Task brief: Check each line of the entries below for the word "hour", and copy the lines that have it.

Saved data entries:
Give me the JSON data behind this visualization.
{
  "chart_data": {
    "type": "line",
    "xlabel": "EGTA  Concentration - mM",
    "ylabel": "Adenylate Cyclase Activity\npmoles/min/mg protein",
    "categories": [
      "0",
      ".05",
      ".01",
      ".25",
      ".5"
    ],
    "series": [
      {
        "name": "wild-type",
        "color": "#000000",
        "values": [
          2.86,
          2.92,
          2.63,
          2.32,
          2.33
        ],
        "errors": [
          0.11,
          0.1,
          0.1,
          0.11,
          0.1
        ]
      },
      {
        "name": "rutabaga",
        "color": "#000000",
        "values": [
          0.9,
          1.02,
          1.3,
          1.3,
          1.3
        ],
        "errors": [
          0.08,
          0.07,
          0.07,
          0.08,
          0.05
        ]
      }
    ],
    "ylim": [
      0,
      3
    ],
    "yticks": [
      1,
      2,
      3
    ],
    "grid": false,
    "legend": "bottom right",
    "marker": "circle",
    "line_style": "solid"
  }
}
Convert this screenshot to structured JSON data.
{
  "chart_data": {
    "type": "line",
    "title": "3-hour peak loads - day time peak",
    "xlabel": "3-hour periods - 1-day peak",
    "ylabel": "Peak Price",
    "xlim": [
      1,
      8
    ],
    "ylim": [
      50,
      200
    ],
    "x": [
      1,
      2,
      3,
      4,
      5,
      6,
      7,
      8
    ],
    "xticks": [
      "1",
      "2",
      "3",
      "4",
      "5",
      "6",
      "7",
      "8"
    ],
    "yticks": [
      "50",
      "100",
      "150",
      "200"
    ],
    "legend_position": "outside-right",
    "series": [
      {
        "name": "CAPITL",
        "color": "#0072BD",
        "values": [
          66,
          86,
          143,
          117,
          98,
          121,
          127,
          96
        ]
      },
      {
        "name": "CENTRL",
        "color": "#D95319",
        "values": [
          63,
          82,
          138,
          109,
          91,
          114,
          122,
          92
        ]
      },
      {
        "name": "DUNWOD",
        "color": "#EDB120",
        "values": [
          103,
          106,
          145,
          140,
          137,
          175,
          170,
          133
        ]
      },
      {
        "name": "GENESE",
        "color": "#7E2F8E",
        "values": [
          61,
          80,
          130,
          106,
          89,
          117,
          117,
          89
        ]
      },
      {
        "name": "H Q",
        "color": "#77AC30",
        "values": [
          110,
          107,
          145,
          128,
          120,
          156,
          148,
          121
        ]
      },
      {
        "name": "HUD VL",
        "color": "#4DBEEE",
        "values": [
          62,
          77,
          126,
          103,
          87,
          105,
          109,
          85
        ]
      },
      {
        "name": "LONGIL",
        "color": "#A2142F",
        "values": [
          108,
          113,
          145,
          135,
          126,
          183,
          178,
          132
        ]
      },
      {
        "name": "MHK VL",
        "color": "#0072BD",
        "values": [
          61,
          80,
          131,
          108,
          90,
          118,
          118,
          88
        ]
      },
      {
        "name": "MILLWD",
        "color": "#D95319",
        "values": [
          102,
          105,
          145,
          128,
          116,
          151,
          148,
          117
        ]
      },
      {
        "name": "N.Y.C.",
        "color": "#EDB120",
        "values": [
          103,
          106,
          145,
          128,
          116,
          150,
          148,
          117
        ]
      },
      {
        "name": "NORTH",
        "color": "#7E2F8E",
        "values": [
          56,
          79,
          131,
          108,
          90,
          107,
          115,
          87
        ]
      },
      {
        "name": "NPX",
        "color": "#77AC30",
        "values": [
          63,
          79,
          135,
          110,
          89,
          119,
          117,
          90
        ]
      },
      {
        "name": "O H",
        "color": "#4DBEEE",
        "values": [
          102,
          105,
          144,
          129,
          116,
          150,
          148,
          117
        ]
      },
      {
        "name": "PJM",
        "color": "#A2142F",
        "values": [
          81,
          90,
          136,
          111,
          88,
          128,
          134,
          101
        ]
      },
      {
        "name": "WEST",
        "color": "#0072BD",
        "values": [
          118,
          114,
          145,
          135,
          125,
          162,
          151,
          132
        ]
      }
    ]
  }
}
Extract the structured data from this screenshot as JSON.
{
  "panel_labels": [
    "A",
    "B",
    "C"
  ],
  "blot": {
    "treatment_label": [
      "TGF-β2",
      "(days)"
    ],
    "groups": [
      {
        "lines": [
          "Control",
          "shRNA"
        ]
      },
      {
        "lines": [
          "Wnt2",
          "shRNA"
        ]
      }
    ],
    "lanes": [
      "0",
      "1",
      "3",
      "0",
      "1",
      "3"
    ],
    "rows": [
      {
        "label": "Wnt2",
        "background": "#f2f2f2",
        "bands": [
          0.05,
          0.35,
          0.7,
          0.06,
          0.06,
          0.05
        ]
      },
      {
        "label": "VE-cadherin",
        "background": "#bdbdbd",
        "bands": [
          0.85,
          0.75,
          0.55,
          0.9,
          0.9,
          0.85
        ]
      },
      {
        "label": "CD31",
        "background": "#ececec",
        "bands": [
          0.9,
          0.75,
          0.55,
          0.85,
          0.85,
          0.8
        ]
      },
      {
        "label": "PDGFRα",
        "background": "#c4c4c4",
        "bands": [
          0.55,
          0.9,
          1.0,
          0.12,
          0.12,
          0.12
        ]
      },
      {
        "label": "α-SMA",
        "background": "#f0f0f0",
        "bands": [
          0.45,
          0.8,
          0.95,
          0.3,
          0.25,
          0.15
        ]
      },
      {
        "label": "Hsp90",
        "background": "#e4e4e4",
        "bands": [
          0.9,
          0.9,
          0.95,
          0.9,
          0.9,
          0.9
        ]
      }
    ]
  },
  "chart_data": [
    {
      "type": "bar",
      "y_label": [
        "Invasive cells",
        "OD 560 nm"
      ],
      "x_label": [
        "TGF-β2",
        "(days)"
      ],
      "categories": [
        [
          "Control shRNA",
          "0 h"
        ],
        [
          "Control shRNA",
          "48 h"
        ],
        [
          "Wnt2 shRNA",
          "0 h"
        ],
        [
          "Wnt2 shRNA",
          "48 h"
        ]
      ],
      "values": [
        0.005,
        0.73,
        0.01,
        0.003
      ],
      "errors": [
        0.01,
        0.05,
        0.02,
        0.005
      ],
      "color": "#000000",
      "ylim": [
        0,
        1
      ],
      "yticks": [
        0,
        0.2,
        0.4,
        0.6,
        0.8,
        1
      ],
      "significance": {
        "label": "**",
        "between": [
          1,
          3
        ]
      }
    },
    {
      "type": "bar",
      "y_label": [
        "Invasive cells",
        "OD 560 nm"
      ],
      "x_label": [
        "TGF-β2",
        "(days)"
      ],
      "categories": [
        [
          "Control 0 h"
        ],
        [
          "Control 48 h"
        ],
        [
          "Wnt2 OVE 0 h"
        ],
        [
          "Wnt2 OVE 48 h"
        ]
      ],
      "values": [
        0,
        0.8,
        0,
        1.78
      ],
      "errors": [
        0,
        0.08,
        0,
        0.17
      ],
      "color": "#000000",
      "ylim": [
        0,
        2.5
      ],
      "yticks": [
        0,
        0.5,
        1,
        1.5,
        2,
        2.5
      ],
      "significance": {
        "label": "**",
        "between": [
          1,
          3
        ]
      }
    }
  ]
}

Solved problem:
    "title": "3-hour peak loads - day time peak",
    "xlabel": "3-hour periods - 1-day peak",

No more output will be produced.